**** Supplied information ****

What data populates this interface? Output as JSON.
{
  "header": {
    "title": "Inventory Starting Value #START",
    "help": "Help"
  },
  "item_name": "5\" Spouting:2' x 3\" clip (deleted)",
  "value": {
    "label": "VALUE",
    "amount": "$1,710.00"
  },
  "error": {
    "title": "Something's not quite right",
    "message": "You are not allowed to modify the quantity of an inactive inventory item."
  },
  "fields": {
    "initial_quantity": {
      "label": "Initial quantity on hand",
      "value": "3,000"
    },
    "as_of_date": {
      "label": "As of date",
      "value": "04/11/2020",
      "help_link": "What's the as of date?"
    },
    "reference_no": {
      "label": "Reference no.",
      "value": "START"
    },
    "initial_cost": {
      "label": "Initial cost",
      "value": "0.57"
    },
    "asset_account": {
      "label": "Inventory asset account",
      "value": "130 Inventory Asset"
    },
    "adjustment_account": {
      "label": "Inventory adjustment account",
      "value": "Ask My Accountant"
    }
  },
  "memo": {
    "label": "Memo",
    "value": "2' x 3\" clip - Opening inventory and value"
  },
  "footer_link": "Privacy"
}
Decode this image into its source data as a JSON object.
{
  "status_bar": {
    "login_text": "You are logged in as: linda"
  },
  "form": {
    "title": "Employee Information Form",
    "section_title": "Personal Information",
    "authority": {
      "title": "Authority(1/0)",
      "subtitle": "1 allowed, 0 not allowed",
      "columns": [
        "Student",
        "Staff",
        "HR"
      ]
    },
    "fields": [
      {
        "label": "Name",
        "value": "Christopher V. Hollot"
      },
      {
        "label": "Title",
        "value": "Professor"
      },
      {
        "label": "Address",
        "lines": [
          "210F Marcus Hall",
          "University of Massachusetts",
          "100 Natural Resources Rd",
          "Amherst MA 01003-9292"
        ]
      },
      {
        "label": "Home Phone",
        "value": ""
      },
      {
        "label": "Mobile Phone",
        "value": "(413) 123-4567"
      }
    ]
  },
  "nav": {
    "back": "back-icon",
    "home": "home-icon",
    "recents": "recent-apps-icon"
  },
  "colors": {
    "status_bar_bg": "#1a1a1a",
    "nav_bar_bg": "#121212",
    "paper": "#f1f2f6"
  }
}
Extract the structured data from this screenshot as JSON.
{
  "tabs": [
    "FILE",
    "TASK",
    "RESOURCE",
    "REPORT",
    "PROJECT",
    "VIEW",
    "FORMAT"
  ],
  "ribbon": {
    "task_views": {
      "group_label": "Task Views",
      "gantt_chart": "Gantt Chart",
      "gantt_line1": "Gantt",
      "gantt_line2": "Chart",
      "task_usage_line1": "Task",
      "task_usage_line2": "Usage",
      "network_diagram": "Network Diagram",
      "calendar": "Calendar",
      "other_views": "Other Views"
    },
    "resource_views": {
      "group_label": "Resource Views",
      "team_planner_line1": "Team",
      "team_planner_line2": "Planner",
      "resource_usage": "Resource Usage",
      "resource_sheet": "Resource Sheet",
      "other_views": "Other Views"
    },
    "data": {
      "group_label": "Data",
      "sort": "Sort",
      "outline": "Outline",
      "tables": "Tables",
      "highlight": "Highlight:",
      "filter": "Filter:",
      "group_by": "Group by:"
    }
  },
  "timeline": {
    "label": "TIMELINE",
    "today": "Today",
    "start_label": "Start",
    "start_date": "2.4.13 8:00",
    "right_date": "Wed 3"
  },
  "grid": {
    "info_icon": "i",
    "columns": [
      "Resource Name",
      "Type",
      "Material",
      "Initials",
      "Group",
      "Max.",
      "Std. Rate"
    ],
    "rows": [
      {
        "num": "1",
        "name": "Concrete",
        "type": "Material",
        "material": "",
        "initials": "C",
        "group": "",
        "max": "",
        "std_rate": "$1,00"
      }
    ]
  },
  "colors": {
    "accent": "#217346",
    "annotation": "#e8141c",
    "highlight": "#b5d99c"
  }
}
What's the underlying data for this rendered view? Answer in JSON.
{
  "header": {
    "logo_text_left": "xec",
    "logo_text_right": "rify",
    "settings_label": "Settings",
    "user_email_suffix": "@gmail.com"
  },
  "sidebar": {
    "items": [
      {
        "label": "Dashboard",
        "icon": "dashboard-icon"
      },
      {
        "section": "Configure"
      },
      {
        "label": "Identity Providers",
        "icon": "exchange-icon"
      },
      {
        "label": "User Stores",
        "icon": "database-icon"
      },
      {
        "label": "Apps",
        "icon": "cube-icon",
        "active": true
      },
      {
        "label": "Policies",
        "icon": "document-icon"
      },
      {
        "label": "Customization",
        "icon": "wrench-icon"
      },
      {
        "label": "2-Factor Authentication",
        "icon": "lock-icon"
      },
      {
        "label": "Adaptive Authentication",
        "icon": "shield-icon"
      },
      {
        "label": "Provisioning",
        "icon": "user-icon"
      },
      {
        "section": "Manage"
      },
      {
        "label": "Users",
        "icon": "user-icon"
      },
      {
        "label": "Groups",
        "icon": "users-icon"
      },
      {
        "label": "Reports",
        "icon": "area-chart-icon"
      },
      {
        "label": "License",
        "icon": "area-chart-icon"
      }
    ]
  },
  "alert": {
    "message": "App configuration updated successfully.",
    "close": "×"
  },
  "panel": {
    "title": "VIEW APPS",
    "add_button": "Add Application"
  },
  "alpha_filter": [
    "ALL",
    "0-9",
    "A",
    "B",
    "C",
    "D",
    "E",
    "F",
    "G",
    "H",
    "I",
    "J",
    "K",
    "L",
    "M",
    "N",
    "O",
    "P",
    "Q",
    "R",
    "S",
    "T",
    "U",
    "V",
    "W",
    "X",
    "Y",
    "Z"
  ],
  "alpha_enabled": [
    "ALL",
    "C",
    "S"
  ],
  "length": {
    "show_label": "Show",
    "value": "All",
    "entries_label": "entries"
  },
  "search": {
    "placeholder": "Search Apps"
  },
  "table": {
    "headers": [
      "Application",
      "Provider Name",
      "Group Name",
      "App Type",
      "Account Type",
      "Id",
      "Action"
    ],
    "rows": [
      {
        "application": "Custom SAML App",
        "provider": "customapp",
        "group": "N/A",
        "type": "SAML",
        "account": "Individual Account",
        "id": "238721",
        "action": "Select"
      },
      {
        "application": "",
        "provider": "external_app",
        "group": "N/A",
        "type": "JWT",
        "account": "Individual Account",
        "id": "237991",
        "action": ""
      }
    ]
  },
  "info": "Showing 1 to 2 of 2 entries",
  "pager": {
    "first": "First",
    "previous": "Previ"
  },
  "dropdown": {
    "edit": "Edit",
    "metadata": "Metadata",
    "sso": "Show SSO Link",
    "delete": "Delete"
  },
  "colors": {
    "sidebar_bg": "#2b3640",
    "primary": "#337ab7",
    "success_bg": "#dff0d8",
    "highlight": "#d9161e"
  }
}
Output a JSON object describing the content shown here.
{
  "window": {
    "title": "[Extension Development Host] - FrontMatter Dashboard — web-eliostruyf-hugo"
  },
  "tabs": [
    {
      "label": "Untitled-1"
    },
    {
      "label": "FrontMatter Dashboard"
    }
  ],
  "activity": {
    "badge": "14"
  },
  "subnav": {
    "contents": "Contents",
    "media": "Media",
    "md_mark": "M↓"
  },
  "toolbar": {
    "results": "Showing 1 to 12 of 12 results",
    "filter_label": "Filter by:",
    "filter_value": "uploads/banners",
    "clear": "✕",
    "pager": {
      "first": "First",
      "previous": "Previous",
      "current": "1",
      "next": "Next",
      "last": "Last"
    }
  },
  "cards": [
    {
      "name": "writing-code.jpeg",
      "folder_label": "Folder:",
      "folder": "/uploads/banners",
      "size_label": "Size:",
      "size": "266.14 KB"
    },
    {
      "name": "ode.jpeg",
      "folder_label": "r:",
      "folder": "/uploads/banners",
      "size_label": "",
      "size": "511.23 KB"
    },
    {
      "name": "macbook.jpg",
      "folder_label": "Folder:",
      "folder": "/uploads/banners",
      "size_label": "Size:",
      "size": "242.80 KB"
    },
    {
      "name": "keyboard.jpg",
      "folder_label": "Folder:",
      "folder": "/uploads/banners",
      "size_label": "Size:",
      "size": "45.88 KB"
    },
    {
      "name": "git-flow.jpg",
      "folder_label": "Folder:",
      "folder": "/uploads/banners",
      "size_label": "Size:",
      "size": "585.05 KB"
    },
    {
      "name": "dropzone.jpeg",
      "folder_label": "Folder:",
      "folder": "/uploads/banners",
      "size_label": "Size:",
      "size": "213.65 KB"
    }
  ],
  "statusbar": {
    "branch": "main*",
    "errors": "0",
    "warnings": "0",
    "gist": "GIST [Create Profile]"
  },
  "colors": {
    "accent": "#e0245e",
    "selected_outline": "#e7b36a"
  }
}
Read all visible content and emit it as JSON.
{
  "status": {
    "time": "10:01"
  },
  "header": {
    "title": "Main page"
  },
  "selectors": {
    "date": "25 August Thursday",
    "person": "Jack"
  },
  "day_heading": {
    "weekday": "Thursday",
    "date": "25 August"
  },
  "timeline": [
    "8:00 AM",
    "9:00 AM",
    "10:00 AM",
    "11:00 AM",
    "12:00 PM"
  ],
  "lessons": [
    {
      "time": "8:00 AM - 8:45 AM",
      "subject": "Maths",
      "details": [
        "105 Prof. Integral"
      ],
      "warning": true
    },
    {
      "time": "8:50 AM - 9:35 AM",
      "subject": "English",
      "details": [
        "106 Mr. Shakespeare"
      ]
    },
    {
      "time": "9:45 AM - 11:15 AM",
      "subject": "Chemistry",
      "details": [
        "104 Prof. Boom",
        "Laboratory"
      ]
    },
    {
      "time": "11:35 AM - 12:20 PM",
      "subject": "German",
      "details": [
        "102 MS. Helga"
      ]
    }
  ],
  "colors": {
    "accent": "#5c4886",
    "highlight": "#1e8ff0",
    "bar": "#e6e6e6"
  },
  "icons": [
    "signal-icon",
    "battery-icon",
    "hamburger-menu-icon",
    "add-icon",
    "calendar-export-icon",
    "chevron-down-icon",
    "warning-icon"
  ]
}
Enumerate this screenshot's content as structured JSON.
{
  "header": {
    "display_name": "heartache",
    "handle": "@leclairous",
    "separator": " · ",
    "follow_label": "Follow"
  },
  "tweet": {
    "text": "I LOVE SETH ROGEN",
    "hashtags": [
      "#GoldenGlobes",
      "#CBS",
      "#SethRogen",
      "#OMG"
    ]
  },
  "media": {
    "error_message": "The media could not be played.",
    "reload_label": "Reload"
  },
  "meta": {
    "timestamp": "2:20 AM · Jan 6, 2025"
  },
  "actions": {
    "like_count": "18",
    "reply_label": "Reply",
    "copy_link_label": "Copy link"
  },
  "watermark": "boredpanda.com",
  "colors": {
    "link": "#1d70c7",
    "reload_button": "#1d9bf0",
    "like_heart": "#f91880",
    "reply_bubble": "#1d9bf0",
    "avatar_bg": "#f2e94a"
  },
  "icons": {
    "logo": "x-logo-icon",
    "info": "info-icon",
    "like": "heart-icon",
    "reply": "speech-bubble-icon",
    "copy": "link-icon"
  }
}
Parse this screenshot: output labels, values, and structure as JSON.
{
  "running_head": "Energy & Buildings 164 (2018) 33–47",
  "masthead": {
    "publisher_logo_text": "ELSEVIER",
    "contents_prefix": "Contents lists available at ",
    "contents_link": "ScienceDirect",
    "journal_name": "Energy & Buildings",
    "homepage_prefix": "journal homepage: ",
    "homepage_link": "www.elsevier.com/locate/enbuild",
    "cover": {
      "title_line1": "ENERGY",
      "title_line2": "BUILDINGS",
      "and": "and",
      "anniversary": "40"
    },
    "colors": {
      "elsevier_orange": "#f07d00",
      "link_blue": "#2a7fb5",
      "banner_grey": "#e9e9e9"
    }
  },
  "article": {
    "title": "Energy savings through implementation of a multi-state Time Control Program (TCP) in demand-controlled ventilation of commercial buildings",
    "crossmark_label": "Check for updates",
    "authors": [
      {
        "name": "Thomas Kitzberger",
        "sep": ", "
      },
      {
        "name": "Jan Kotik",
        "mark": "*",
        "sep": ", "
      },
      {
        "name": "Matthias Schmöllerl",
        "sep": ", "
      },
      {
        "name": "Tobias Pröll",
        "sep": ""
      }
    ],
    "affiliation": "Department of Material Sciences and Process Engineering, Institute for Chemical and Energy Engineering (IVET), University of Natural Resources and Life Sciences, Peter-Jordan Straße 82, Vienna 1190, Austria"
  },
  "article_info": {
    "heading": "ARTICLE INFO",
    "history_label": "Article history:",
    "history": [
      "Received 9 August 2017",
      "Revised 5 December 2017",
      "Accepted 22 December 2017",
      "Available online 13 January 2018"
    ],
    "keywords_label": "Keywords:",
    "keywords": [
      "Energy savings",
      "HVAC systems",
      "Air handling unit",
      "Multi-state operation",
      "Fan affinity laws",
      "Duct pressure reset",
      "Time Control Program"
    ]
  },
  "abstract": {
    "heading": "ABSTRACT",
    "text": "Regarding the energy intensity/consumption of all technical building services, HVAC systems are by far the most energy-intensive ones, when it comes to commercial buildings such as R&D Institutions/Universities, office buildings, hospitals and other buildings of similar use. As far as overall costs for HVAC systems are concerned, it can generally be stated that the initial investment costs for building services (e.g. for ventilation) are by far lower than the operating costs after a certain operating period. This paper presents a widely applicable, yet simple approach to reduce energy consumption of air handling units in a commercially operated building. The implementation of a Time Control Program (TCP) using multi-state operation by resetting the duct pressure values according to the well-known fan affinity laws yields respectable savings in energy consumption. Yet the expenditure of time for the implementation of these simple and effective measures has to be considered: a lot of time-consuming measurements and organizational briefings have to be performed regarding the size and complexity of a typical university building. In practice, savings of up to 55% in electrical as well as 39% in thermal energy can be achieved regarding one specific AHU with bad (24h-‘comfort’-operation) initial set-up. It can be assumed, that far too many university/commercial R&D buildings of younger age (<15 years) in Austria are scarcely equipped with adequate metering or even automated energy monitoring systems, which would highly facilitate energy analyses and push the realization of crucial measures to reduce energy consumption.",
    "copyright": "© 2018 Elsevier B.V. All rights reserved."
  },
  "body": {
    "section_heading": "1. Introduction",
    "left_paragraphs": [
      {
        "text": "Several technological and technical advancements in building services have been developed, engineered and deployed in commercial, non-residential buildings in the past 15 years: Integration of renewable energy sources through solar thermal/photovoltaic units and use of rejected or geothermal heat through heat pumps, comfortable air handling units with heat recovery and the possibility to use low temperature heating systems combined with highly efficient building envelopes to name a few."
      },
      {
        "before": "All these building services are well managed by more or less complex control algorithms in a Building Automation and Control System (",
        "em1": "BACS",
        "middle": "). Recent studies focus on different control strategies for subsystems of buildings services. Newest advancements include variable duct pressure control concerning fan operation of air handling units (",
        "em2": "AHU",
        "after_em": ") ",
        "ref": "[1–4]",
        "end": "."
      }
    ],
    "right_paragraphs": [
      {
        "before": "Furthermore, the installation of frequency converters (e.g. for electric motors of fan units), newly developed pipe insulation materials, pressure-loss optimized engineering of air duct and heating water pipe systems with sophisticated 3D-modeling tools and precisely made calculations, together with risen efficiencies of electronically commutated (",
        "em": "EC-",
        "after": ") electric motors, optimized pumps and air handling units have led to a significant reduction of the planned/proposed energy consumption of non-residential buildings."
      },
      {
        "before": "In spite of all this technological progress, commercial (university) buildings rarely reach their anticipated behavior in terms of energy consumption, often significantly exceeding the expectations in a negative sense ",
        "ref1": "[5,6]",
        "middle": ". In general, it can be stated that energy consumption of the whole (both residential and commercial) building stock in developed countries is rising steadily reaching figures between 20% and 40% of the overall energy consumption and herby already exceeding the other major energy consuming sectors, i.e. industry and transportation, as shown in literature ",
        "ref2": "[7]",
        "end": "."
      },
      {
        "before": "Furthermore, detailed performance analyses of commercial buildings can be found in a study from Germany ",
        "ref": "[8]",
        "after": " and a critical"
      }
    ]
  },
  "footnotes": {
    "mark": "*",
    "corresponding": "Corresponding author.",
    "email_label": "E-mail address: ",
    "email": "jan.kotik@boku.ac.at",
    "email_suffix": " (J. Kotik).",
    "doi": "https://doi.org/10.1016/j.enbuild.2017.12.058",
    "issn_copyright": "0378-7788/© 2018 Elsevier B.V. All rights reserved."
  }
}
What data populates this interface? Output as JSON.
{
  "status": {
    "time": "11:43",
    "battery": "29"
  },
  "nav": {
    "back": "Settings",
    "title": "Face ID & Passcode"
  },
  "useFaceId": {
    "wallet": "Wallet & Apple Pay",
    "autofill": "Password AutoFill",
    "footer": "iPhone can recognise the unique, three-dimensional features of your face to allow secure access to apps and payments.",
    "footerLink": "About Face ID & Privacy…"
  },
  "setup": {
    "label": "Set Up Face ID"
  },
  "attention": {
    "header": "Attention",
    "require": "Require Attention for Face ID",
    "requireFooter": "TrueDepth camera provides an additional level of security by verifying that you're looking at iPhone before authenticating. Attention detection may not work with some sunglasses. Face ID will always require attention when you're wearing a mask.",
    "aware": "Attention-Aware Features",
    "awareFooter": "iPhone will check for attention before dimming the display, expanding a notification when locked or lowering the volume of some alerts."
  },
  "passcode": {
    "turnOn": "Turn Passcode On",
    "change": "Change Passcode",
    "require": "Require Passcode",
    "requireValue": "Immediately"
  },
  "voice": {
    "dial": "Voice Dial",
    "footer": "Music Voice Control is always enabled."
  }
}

****

Job: Gather up the lines containing the word "structured" from these records and copy them.

Solution to this problem:
Extract the structured data from this screenshot as JSON.
Enumerate this screenshot's content as structured JSON.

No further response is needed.